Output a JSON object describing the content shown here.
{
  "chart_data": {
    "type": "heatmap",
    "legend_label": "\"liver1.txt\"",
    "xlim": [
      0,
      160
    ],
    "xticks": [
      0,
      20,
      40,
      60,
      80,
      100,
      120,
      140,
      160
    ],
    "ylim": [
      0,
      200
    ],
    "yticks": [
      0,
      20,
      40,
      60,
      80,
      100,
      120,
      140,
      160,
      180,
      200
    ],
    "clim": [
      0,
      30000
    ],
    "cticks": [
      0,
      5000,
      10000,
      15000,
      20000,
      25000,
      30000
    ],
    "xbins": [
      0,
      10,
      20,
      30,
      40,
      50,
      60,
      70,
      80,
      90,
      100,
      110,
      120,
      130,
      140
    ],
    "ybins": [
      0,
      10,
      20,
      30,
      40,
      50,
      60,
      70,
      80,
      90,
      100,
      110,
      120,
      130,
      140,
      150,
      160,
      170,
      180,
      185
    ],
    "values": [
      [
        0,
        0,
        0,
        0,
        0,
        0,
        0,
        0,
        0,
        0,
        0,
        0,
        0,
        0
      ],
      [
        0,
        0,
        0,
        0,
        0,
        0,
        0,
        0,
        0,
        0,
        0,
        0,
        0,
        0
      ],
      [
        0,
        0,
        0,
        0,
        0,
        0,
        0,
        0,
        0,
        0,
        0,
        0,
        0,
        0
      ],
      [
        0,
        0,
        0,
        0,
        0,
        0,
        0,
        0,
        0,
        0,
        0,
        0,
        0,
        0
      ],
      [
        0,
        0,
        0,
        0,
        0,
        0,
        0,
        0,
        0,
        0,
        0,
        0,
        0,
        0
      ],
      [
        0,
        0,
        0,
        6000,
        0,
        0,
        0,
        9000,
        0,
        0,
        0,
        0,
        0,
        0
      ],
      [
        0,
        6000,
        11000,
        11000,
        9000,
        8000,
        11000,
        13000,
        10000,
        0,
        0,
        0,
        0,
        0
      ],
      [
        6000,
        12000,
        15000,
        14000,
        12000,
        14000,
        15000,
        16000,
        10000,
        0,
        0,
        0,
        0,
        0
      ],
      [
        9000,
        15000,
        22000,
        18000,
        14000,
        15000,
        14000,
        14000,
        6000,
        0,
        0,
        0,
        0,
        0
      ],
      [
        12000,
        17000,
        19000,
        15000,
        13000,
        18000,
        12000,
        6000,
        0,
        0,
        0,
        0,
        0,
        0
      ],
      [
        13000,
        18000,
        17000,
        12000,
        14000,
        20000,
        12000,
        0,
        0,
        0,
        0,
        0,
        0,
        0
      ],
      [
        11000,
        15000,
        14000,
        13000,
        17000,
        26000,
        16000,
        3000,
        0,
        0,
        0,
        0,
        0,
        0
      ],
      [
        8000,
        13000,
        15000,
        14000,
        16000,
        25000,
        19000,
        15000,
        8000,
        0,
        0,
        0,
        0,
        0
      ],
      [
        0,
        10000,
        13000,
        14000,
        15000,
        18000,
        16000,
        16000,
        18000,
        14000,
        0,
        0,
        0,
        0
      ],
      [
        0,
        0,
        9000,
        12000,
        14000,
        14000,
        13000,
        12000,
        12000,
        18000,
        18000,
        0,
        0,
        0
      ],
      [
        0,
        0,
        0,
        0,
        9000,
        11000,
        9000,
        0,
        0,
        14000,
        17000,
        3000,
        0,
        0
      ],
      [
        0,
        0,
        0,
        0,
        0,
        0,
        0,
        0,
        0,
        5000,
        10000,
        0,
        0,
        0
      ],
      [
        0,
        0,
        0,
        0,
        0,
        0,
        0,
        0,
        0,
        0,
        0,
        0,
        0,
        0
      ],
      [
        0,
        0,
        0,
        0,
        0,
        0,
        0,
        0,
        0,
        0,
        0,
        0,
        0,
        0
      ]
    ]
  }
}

□ □ □ □ □ □ □

What the task asks
Reproduce the complete set of lines precisely as supplied.

Output
Output a JSON object describing the content shown here.
{
  "chart_data": {
    "type": "heatmap",
    "legend_label": "\"liver1.txt\"",
    "xlim": [
      0,
      160
    ],
    "xticks": [
      0,
      20,
      40,
      60,
      80,
      100,
      120,
      140,
      160
    ],
    "ylim": [
      0,
      200
    ],
    "yticks": [
      0,
      20,
      40,
      60,
      80,
      100,
      120,
      140,
      160,
      180,
      200
    ],
    "clim": [
      0,
      30000
    ],
    "cticks": [
      0,
      5000,
      10000,
      15000,
      20000,
      25000,
      30000
    ],
    "xbins": [
      0,
      10,
      20,
      30,
      40,
      50,
      60,
      70,
      80,
      90,
      100,
      110,
      120,
      130,
      140
    ],
    "ybins": [
      0,
      10,
      20,
      30,
      40,
      50,
      60,
      70,
      80,
      90,
      100,
      110,
      120,
      130,
      140,
      150,
      160,
      170,
      180,
      185
    ],
    "values": [
      [
        0,
        0,
        0,
        0,
        0,
        0,
        0,
        0,
        0,
        0,
        0,
        0,
        0,
        0
      ],
      [
        0,
        0,
        0,
        0,
        0,
        0,
        0,
        0,
        0,
        0,
        0,
        0,
        0,
        0
      ],
      [
        0,
        0,
        0,
        0,
        0,
        0,
        0,
        0,
        0,
        0,
        0,
        0,
        0,
        0
      ],
      [
        0,
        0,
        0,
        0,
        0,
        0,
        0,
        0,
        0,
        0,
        0,
        0,
        0,
        0
      ],
      [
        0,
        0,
        0,
        0,
        0,
        0,
        0,
        0,
        0,
        0,
        0,
        0,
        0,
        0
      ],
      [
        0,
        0,
        0,
        6000,
        0,
        0,
        0,
        9000,
        0,
        0,
        0,
        0,
        0,
        0
      ],
      [
        0,
        6000,
        11000,
        11000,
        9000,
        8000,
        11000,
        13000,
        10000,
        0,
        0,
        0,
        0,
        0
      ],
      [
        6000,
        12000,
        15000,
        14000,
        12000,
        14000,
        15000,
        16000,
        10000,
        0,
        0,
        0,
        0,
        0
      ],
      [
        9000,
        15000,
        22000,
        18000,
        14000,
        15000,
        14000,
        14000,
        6000,
        0,
        0,
        0,
        0,
        0
      ],
      [
        12000,
        17000,
        19000,
        15000,
        13000,
        18000,
        12000,
        6000,
        0,
        0,
        0,
        0,
        0,
        0
      ],
      [
        13000,
        18000,
        17000,
        12000,
        14000,
        20000,
        12000,
        0,
        0,
        0,
        0,
        0,
        0,
        0
      ],
      [
        11000,
        15000,
        14000,
        13000,
        17000,
        26000,
        16000,
        3000,
        0,
        0,
        0,
        0,
        0,
        0
      ],
      [
        8000,
        13000,
        15000,
        14000,
        16000,
        25000,
        19000,
        15000,
        8000,
        0,
        0,
        0,
        0,
        0
      ],
      [
        0,
        10000,
        13000,
        14000,
        15000,
        18000,
        16000,
        16000,
        18000,
        14000,
        0,
        0,
        0,
        0
      ],
      [
        0,
        0,
        9000,
        12000,
        14000,
        14000,
        13000,
        12000,
        12000,
        18000,
        18000,
        0,
        0,
        0
      ],
      [
        0,
        0,
        0,
        0,
        9000,
        11000,
        9000,
        0,
        0,
        14000,
        17000,
        3000,
        0,
        0
      ],
      [
        0,
        0,
        0,
        0,
        0,
        0,
        0,
        0,
        0,
        5000,
        10000,
        0,
        0,
        0
      ],
      [
        0,
        0,
        0,
        0,
        0,
        0,
        0,
        0,
        0,
        0,
        0,
        0,
        0,
        0
      ],
      [
        0,
        0,
        0,
        0,
        0,
        0,
        0,
        0,
        0,
        0,
        0,
        0,
        0,
        0
      ]
    ]
  }
}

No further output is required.